**INSTRUCTIONS TO FOLLOW**
Tally the lines that include "ylabel". Output the number only.

**DATA**

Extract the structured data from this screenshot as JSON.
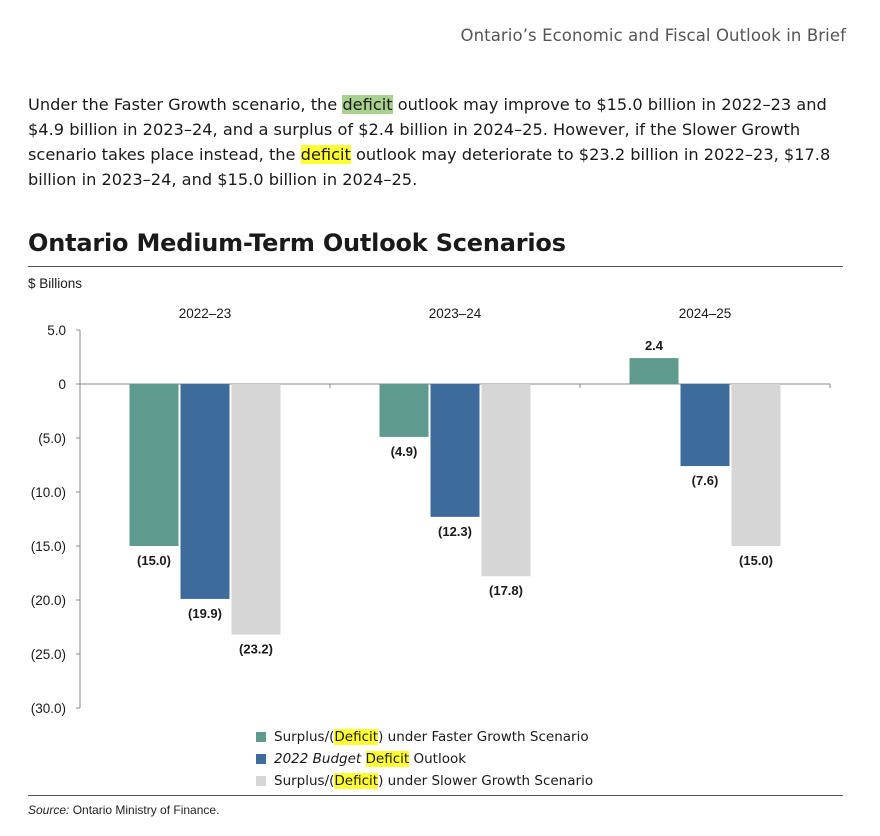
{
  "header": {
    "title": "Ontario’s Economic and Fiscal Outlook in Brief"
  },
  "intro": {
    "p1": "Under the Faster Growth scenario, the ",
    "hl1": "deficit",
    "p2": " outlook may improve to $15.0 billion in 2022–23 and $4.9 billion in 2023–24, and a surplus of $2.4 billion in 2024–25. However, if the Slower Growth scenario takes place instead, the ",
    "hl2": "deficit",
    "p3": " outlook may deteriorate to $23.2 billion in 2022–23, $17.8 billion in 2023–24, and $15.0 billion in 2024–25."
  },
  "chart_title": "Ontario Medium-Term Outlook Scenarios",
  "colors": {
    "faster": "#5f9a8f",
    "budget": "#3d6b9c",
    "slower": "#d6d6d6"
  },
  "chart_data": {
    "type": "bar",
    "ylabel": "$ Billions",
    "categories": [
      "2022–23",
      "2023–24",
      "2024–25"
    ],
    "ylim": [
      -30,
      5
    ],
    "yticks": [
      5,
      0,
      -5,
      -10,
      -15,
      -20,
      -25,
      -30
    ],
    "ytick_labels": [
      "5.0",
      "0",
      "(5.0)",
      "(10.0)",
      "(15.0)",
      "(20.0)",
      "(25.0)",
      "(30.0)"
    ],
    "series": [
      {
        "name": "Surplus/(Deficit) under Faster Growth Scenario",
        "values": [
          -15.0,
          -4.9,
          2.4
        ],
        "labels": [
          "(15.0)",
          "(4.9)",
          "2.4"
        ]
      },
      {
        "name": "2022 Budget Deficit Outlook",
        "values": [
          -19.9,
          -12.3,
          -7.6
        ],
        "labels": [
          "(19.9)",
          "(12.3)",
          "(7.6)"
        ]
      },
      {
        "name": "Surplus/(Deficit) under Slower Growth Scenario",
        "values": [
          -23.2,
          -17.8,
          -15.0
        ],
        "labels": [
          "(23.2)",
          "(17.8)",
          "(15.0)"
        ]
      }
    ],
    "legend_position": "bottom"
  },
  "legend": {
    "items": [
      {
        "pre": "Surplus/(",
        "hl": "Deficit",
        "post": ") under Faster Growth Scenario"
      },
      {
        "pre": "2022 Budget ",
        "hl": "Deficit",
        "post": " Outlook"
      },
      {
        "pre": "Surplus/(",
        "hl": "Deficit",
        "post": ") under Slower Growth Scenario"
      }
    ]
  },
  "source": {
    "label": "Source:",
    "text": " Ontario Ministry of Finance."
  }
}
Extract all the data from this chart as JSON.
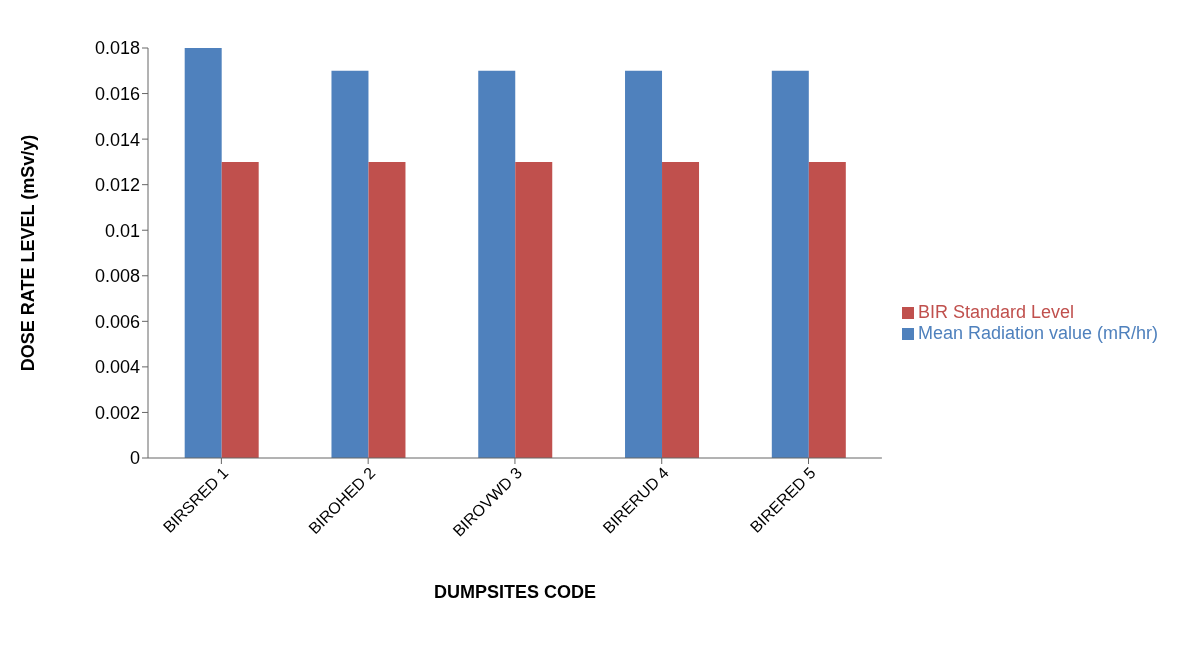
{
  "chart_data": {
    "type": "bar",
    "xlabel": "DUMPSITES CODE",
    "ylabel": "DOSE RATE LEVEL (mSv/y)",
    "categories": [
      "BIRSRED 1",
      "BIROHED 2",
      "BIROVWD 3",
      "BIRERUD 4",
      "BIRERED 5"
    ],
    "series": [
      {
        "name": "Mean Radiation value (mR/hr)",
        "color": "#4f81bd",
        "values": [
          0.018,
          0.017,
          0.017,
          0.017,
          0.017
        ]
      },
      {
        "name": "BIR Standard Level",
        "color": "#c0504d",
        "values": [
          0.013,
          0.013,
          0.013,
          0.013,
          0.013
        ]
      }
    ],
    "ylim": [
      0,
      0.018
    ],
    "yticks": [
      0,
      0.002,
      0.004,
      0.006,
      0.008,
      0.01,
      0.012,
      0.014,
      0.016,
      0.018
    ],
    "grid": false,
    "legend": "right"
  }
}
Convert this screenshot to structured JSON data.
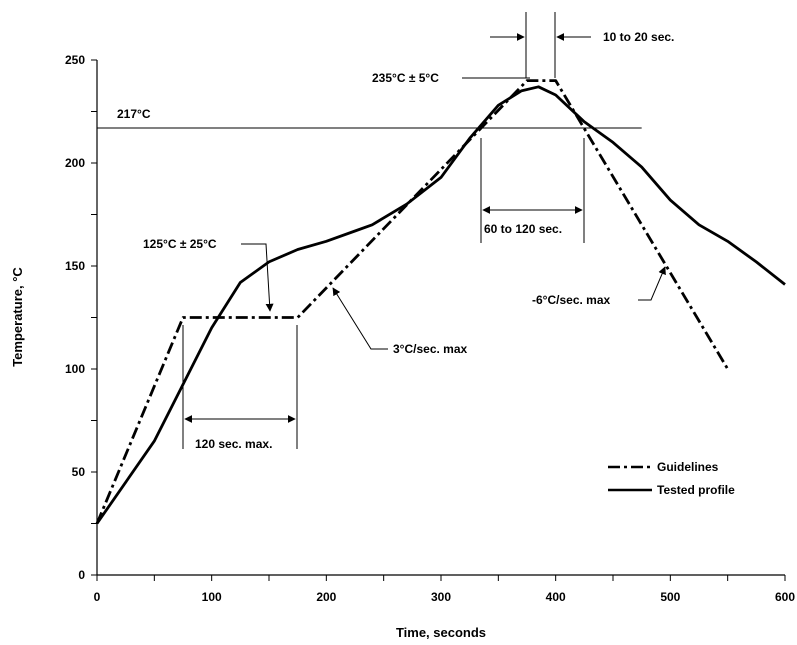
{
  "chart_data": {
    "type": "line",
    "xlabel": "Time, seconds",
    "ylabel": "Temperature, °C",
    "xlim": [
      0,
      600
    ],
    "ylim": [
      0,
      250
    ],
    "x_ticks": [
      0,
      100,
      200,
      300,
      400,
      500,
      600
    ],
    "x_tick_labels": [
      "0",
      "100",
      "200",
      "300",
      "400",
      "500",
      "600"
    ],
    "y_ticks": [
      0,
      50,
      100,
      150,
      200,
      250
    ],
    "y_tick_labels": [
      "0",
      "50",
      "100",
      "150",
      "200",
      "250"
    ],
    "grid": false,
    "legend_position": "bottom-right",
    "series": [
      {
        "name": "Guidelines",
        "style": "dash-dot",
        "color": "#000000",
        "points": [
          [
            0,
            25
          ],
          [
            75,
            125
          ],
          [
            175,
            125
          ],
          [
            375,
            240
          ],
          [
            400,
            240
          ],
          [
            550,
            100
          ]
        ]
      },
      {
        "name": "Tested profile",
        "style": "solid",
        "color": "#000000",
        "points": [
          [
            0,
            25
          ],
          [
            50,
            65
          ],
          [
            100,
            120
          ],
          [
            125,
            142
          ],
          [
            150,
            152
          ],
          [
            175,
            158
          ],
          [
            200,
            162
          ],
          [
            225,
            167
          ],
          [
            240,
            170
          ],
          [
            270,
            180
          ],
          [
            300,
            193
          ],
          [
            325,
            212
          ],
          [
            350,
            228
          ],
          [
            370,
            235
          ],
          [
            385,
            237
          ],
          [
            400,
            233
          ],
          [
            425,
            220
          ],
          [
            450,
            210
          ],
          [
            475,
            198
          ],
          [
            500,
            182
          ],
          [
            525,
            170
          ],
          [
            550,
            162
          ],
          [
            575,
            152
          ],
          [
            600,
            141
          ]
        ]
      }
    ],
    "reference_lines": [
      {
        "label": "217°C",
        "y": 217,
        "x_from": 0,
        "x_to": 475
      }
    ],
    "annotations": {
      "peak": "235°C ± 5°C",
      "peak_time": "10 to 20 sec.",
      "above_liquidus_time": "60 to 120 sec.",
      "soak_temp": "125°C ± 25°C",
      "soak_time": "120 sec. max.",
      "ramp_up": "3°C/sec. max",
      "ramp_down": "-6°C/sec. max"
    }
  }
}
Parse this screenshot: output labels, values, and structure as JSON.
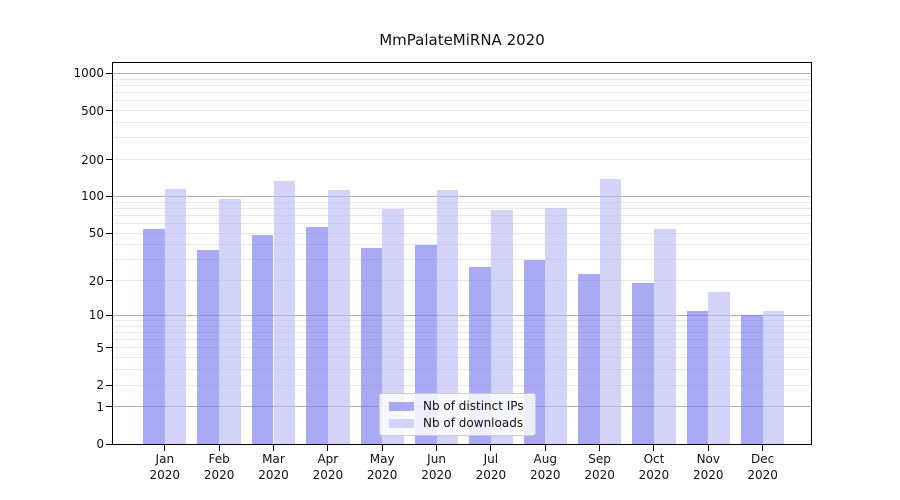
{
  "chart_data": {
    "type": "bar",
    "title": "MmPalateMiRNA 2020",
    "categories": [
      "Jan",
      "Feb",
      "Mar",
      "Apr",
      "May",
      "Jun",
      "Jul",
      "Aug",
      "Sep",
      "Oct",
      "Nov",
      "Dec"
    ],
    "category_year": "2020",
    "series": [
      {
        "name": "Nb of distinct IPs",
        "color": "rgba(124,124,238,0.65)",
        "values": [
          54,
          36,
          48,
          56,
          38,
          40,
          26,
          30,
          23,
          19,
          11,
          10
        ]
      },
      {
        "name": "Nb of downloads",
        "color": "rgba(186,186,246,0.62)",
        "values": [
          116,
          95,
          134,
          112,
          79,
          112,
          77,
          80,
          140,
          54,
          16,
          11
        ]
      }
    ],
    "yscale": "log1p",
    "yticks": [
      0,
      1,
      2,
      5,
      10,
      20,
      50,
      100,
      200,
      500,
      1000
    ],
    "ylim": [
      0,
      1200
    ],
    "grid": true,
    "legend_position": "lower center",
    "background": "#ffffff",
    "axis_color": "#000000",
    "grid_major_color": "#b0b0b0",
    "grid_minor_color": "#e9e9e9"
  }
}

**SOLUTION TO THIS EXERCISE**
3